Write down every entry below once more, exactly.
[BEGIN GIVEN RECORDS]
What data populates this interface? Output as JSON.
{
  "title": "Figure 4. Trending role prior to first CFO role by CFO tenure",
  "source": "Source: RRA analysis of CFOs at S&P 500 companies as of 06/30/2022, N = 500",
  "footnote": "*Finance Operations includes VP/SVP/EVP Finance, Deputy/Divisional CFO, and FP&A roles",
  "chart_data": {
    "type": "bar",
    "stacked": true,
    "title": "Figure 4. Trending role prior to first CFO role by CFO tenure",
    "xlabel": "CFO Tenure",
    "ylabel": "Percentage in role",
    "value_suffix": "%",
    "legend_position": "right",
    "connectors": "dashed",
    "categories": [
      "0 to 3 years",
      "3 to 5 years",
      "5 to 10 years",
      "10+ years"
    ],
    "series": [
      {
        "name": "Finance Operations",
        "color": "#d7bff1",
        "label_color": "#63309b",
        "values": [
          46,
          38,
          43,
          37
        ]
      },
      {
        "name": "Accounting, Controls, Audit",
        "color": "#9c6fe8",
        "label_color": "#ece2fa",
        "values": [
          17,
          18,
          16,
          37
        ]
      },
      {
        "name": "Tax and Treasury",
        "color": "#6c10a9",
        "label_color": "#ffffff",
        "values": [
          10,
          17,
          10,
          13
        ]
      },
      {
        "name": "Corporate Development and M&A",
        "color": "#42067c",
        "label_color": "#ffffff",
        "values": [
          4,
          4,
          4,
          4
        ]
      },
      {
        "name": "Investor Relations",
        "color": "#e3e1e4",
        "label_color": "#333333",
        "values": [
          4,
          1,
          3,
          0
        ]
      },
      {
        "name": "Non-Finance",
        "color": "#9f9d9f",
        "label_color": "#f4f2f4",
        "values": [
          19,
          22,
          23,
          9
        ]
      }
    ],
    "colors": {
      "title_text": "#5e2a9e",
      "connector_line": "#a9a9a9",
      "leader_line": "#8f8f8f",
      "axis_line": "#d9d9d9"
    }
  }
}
[END GIVEN RECORDS]
• [EXPECTED OUTPUT]:
What data populates this interface? Output as JSON.
{
  "title": "Figure 4. Trending role prior to first CFO role by CFO tenure",
  "source": "Source: RRA analysis of CFOs at S&P 500 companies as of 06/30/2022, N = 500",
  "footnote": "*Finance Operations includes VP/SVP/EVP Finance, Deputy/Divisional CFO, and FP&A roles",
  "chart_data": {
    "type": "bar",
    "stacked": true,
    "title": "Figure 4. Trending role prior to first CFO role by CFO tenure",
    "xlabel": "CFO Tenure",
    "ylabel": "Percentage in role",
    "value_suffix": "%",
    "legend_position": "right",
    "connectors": "dashed",
    "categories": [
      "0 to 3 years",
      "3 to 5 years",
      "5 to 10 years",
      "10+ years"
    ],
    "series": [
      {
        "name": "Finance Operations",
        "color": "#d7bff1",
        "label_color": "#63309b",
        "values": [
          46,
          38,
          43,
          37
        ]
      },
      {
        "name": "Accounting, Controls, Audit",
        "color": "#9c6fe8",
        "label_color": "#ece2fa",
        "values": [
          17,
          18,
          16,
          37
        ]
      },
      {
        "name": "Tax and Treasury",
        "color": "#6c10a9",
        "label_color": "#ffffff",
        "values": [
          10,
          17,
          10,
          13
        ]
      },
      {
        "name": "Corporate Development and M&A",
        "color": "#42067c",
        "label_color": "#ffffff",
        "values": [
          4,
          4,
          4,
          4
        ]
      },
      {
        "name": "Investor Relations",
        "color": "#e3e1e4",
        "label_color": "#333333",
        "values": [
          4,
          1,
          3,
          0
        ]
      },
      {
        "name": "Non-Finance",
        "color": "#9f9d9f",
        "label_color": "#f4f2f4",
        "values": [
          19,
          22,
          23,
          9
        ]
      }
    ],
    "colors": {
      "title_text": "#5e2a9e",
      "connector_line": "#a9a9a9",
      "leader_line": "#8f8f8f",
      "axis_line": "#d9d9d9"
    }
  }
}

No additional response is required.